— start of Data listing —

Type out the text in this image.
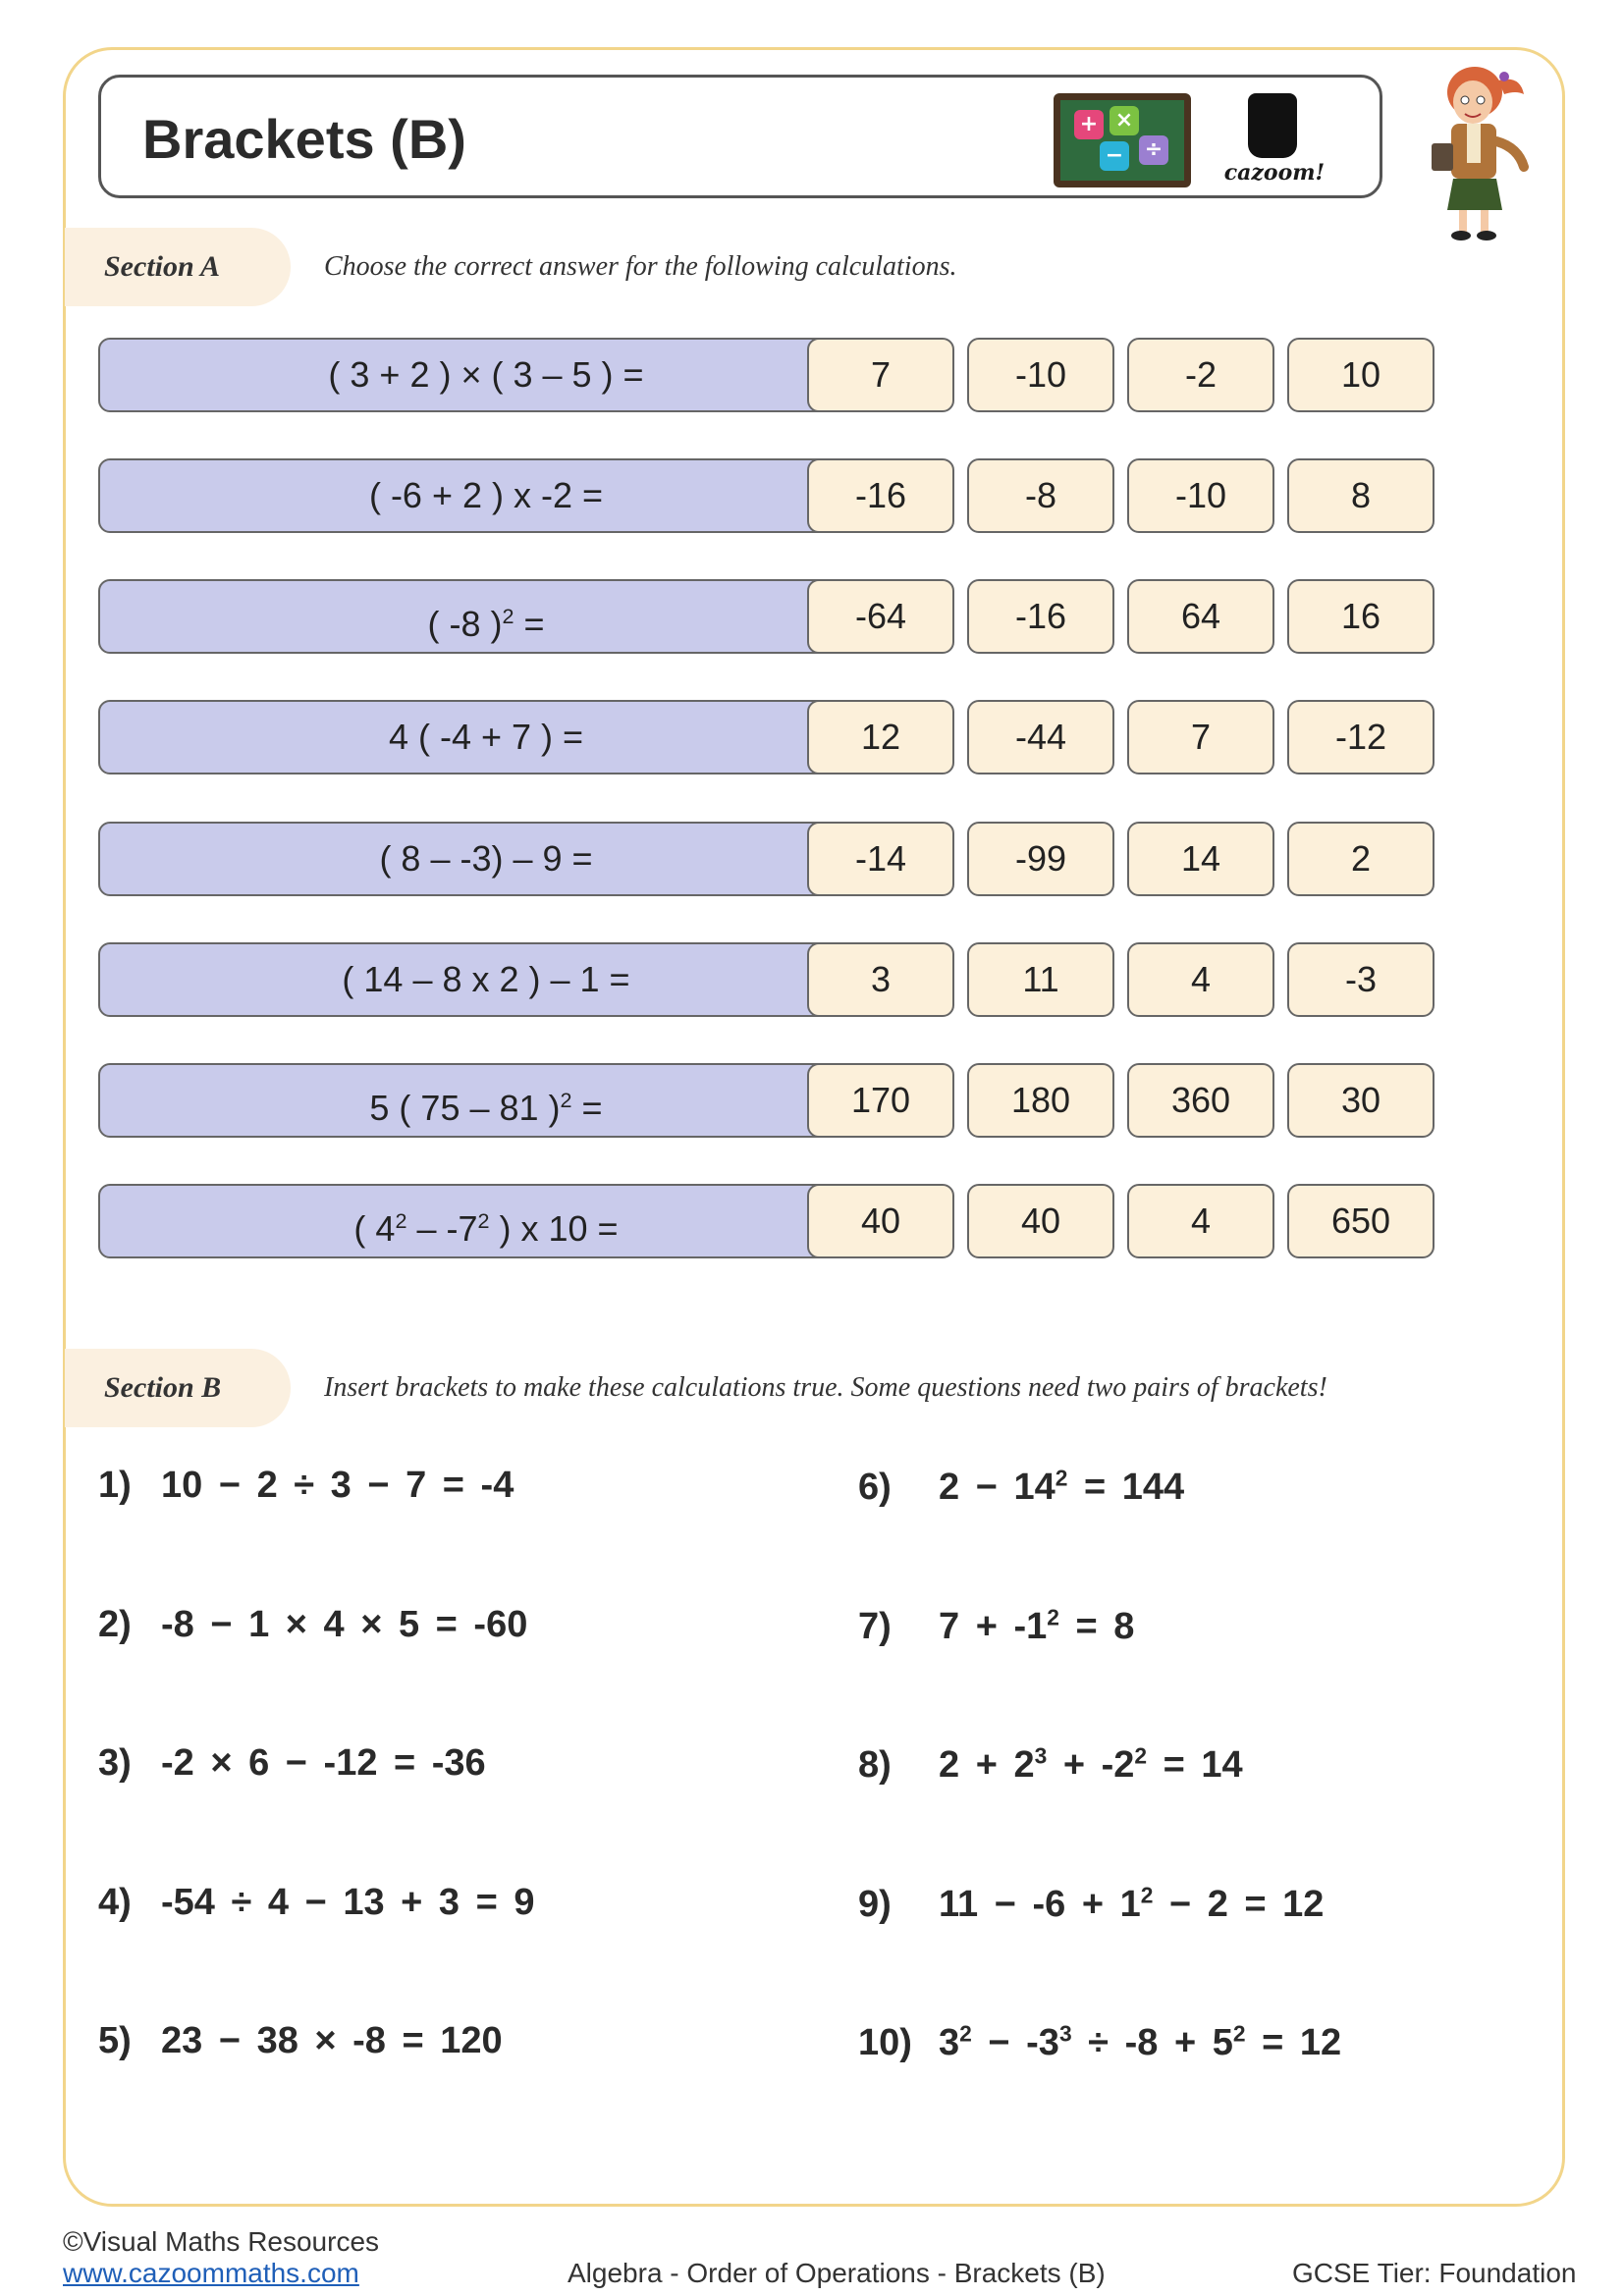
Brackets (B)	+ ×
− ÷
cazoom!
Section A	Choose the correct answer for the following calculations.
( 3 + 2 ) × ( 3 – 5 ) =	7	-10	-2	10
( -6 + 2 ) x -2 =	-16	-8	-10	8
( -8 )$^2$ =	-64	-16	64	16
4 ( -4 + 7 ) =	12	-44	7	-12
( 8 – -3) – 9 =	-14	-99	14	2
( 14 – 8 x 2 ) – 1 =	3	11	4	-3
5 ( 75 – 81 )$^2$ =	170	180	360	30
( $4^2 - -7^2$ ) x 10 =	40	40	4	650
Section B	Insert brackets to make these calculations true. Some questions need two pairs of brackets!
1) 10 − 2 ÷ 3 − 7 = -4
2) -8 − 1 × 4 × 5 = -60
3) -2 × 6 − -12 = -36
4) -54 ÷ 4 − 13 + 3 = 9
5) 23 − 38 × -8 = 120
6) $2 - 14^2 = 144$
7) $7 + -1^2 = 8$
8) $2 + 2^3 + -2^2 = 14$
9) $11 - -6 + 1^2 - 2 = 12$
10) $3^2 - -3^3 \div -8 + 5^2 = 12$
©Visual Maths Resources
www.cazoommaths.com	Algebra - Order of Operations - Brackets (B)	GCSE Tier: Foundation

— end of Data listing —

• [What this task involves] Print each line of the material above exactly, with the pictures removed from your copy.

• [Correct result]
Type out the text in this image.
Brackets (B)	+ ×
− ÷
cazoom!
Section A	Choose the correct answer for the following calculations.
( 3 + 2 ) × ( 3 – 5 ) =	7	-10	-2	10
( -6 + 2 ) x -2 =	-16	-8	-10	8
( -8 )$^2$ =	-64	-16	64	16
4 ( -4 + 7 ) =	12	-44	7	-12
( 8 – -3) – 9 =	-14	-99	14	2
( 14 – 8 x 2 ) – 1 =	3	11	4	-3
5 ( 75 – 81 )$^2$ =	170	180	360	30
( $4^2 - -7^2$ ) x 10 =	40	40	4	650
Section B	Insert brackets to make these calculations true. Some questions need two pairs of brackets!
1) 10 − 2 ÷ 3 − 7 = -4
2) -8 − 1 × 4 × 5 = -60
3) -2 × 6 − -12 = -36
4) -54 ÷ 4 − 13 + 3 = 9
5) 23 − 38 × -8 = 120
6) $2 - 14^2 = 144$
7) $7 + -1^2 = 8$
8) $2 + 2^3 + -2^2 = 14$
9) $11 - -6 + 1^2 - 2 = 12$
10) $3^2 - -3^3 \div -8 + 5^2 = 12$
©Visual Maths Resources
www.cazoommaths.com	Algebra - Order of Operations - Brackets (B)	GCSE Tier: Foundation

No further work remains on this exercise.